Copy each line that holds "triangle".

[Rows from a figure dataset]
+ + + + +

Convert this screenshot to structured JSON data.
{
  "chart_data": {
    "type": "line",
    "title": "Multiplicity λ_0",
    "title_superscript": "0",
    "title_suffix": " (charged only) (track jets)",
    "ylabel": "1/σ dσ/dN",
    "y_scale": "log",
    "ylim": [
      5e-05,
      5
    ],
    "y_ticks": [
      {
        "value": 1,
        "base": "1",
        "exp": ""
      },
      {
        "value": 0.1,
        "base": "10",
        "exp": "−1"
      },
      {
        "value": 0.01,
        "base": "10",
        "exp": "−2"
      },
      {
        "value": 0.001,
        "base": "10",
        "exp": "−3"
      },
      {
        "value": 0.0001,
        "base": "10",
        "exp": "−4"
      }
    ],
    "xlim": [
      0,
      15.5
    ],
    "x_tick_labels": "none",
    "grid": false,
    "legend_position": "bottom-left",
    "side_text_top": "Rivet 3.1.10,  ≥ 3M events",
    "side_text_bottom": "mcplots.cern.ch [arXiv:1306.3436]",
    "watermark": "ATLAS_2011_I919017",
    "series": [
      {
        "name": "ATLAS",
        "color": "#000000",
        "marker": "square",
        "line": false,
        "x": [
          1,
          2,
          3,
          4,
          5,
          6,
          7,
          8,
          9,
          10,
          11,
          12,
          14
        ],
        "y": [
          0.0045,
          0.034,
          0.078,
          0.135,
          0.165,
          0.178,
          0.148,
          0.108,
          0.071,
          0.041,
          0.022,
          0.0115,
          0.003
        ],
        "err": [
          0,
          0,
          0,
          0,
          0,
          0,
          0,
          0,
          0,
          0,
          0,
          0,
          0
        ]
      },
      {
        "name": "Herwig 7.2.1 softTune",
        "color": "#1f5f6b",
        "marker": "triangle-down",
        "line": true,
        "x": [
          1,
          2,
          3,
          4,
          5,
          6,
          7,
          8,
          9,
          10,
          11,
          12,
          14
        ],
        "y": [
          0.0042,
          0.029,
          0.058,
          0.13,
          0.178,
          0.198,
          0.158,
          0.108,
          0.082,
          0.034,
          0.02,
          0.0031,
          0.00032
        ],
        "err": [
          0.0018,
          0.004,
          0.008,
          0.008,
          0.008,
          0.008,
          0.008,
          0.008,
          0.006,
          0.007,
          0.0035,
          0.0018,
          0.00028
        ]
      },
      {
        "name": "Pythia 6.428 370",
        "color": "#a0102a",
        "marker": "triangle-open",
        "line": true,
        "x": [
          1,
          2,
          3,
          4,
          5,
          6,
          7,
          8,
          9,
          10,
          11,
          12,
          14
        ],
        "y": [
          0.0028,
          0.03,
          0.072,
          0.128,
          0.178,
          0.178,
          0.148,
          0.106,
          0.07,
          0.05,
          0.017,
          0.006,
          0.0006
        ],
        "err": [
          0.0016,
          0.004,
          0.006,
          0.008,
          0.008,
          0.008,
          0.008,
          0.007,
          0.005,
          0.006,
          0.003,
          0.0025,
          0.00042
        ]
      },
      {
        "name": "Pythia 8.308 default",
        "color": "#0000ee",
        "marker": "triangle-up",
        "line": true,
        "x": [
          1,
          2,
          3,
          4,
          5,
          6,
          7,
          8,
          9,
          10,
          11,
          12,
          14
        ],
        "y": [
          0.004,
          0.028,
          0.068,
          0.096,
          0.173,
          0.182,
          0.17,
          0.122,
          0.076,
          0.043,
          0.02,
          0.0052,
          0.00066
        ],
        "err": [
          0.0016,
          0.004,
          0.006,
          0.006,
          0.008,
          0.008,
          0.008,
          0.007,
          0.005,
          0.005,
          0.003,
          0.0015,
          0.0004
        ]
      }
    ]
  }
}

+ + + + +

* [ANSWER TO THE EXERCISE]
        "marker": "triangle-down",
        "marker": "triangle-open",
        "marker": "triangle-up",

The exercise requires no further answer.